Collection entries:
--- start ---
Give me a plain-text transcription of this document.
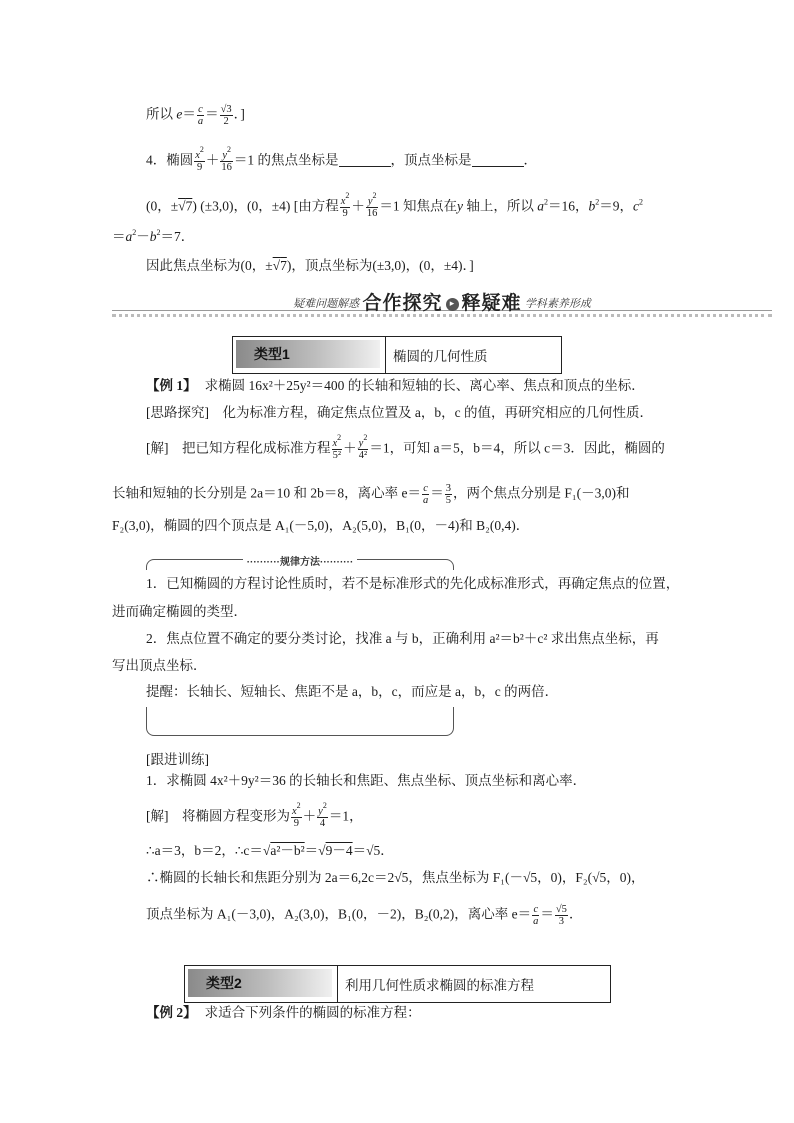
所以 $e= \frac{c}{a} = \frac{√3}{2}$ ．]
4．椭圆 $\frac{x^2}{9} + \frac{y^2}{16} =1$ 的焦点坐标是	，顶点坐标是	．
(0，±√7) (±3,0)，(0，±4) [由方程 $\frac{x^2}{9} + \frac{y^2}{16} =1$ 知焦点在y 轴上，所以 $a^2=16$，$b^2=9$，$c^2$
$=a^2-b^2=7$．
因此焦点坐标为(0，±√7)，顶点坐标为(±3,0)，(0，±4)．]
疑难问题解惑 合作探究 ▸ 释疑难 学科素养形成
类型1	椭圆的几何性质
【例 1】 求椭圆 16x²＋25y²＝400 的长轴和短轴的长、离心率、焦点和顶点的坐标．
[思路探究]　化为标准方程，确定焦点位置及 a，b，c 的值，再研究相应的几何性质．
[解]　把已知方程化成标准方程 $\frac{x^2}{\text{5²}} + \frac{y^2}{\text{4²}} =1$，可知 a＝5，b＝4，所以 c＝3．因此，椭圆的
长轴和短轴的长分别是 2a＝10 和 2b＝8，离心率 $e= \frac{c}{a} = \frac{3}{5}$ ，两个焦点分别是 F₁(－3,0)和
F₂(3,0)，椭圆的四个顶点是 A₁(－5,0)，A₂(5,0)，B₁(0，－4)和 B₂(0,4)．
··········规律方法··········
1．已知椭圆的方程讨论性质时，若不是标准形式的先化成标准形式，再确定焦点的位置，
进而确定椭圆的类型．
2．焦点位置不确定的要分类讨论，找准 a 与 b，正确利用 a²＝b²＋c² 求出焦点坐标，再
写出顶点坐标．
提醒：长轴长、短轴长、焦距不是 a，b，c，而应是 a，b，c 的两倍．
[跟进训练]
1．求椭圆 4x²＋9y²＝36 的长轴长和焦距、焦点坐标、顶点坐标和离心率．
[解]　将椭圆方程变形为 $\frac{x^2}{9} + \frac{y^2}{4} =1$，
∴a＝3，b＝2，∴c＝√a²－b²＝√9－4＝√5．
∴椭圆的长轴长和焦距分别为 2a＝6,2c＝2√5，焦点坐标为 F₁(－√5，0)，F₂(√5，0)，
顶点坐标为 A₁(－3,0)，A₂(3,0)，B₁(0，－2)，B₂(0,2)，离心率 $e= \frac{c}{a} = \frac{√5}{3}$ ．
类型2	利用几何性质求椭圆的标准方程
【例 2】 求适合下列条件的椭圆的标准方程：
--- end ---
**Task description:** Generate a word-for-word copy of the preceding records, excluding all pictures.

**The response:**
Give me a plain-text transcription of this document.
所以 $e= \frac{c}{a} = \frac{√3}{2}$ ．]
4．椭圆 $\frac{x^2}{9} + \frac{y^2}{16} =1$ 的焦点坐标是	，顶点坐标是	．
(0，±√7) (±3,0)，(0，±4) [由方程 $\frac{x^2}{9} + \frac{y^2}{16} =1$ 知焦点在y 轴上，所以 $a^2=16$，$b^2=9$，$c^2$
$=a^2-b^2=7$．
因此焦点坐标为(0，±√7)，顶点坐标为(±3,0)，(0，±4)．]
疑难问题解惑 合作探究 ▸ 释疑难 学科素养形成
类型1	椭圆的几何性质
【例 1】 求椭圆 16x²＋25y²＝400 的长轴和短轴的长、离心率、焦点和顶点的坐标．
[思路探究]　化为标准方程，确定焦点位置及 a，b，c 的值，再研究相应的几何性质．
[解]　把已知方程化成标准方程 $\frac{x^2}{\text{5²}} + \frac{y^2}{\text{4²}} =1$，可知 a＝5，b＝4，所以 c＝3．因此，椭圆的
长轴和短轴的长分别是 2a＝10 和 2b＝8，离心率 $e= \frac{c}{a} = \frac{3}{5}$ ，两个焦点分别是 F₁(－3,0)和
F₂(3,0)，椭圆的四个顶点是 A₁(－5,0)，A₂(5,0)，B₁(0，－4)和 B₂(0,4)．
··········规律方法··········
1．已知椭圆的方程讨论性质时，若不是标准形式的先化成标准形式，再确定焦点的位置，
进而确定椭圆的类型．
2．焦点位置不确定的要分类讨论，找准 a 与 b，正确利用 a²＝b²＋c² 求出焦点坐标，再
写出顶点坐标．
提醒：长轴长、短轴长、焦距不是 a，b，c，而应是 a，b，c 的两倍．
[跟进训练]
1．求椭圆 4x²＋9y²＝36 的长轴长和焦距、焦点坐标、顶点坐标和离心率．
[解]　将椭圆方程变形为 $\frac{x^2}{9} + \frac{y^2}{4} =1$，
∴a＝3，b＝2，∴c＝√a²－b²＝√9－4＝√5．
∴椭圆的长轴长和焦距分别为 2a＝6,2c＝2√5，焦点坐标为 F₁(－√5，0)，F₂(√5，0)，
顶点坐标为 A₁(－3,0)，A₂(3,0)，B₁(0，－2)，B₂(0,2)，离心率 $e= \frac{c}{a} = \frac{√5}{3}$ ．
类型2	利用几何性质求椭圆的标准方程
【例 2】 求适合下列条件的椭圆的标准方程：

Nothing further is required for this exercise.